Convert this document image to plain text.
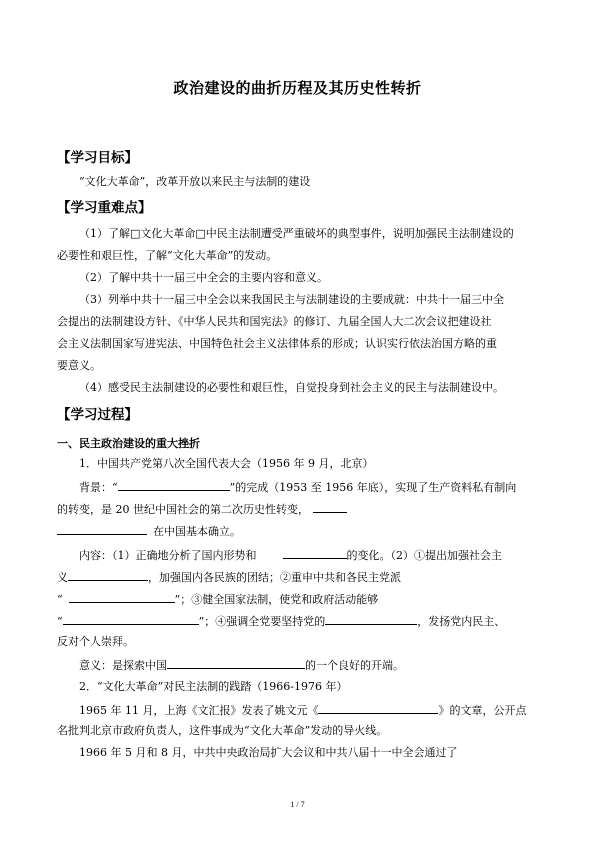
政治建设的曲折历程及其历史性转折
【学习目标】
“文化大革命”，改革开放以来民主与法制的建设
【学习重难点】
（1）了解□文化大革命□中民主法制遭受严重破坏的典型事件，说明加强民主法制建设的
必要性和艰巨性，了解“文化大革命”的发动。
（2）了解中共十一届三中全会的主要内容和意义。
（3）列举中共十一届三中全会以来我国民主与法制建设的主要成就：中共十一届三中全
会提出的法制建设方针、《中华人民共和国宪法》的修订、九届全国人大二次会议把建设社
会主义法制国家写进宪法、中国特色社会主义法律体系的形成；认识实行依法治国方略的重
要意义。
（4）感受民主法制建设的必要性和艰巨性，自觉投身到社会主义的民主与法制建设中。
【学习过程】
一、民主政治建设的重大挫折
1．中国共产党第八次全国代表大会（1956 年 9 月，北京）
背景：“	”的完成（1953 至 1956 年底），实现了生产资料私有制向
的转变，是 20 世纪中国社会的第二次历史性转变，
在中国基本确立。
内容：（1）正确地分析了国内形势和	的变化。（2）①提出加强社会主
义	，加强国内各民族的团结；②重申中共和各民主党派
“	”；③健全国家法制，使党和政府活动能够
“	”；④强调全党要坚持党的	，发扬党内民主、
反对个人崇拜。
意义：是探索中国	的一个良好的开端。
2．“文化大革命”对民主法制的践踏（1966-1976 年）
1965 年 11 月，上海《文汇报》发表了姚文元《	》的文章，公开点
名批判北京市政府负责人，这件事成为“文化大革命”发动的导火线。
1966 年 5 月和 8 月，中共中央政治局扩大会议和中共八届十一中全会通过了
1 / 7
_____
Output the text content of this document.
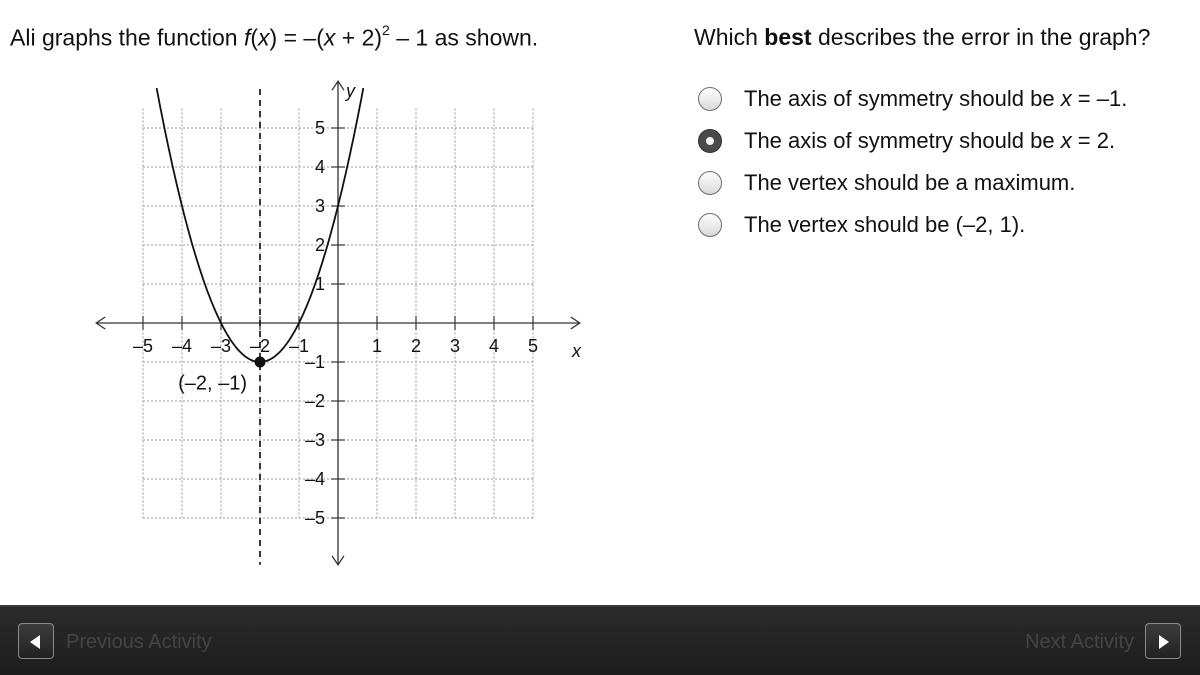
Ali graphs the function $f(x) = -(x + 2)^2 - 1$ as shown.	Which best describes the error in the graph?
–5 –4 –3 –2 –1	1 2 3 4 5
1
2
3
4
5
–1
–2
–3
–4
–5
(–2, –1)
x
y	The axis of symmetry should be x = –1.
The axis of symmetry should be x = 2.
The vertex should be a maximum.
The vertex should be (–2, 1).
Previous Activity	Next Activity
_____
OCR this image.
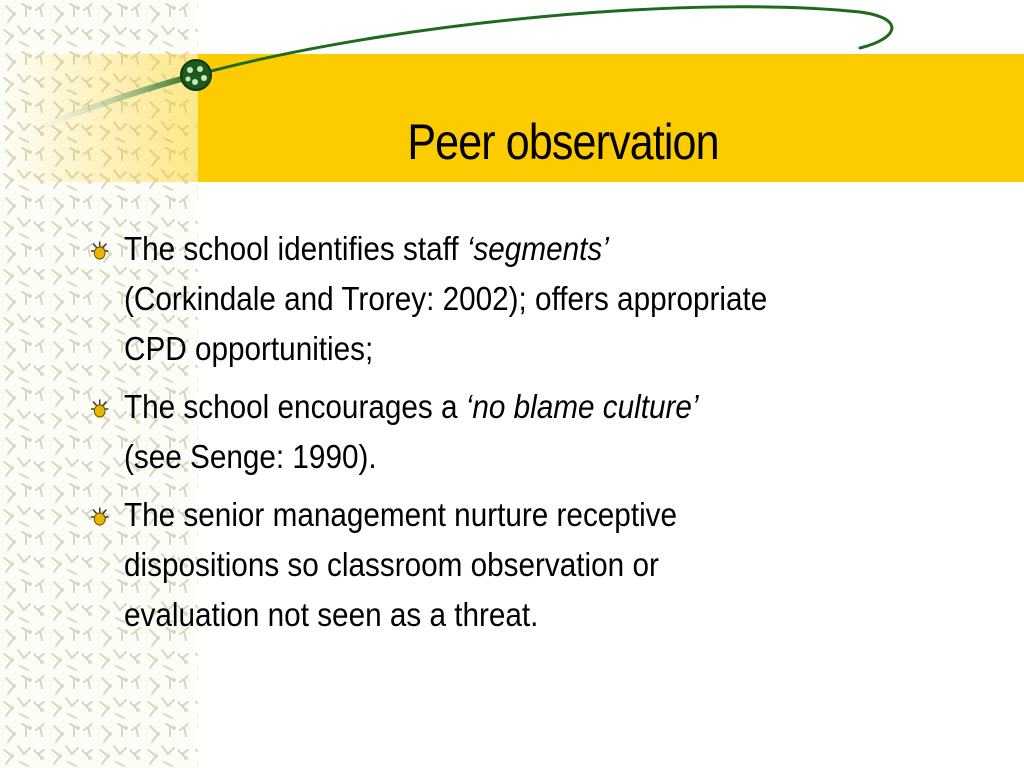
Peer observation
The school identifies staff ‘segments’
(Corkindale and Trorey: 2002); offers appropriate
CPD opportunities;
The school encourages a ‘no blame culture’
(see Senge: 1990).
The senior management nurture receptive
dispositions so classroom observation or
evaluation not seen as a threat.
_____
Goal of the exercise: Return only the number of lines in the entries that contain the string "text".

Complete output: 2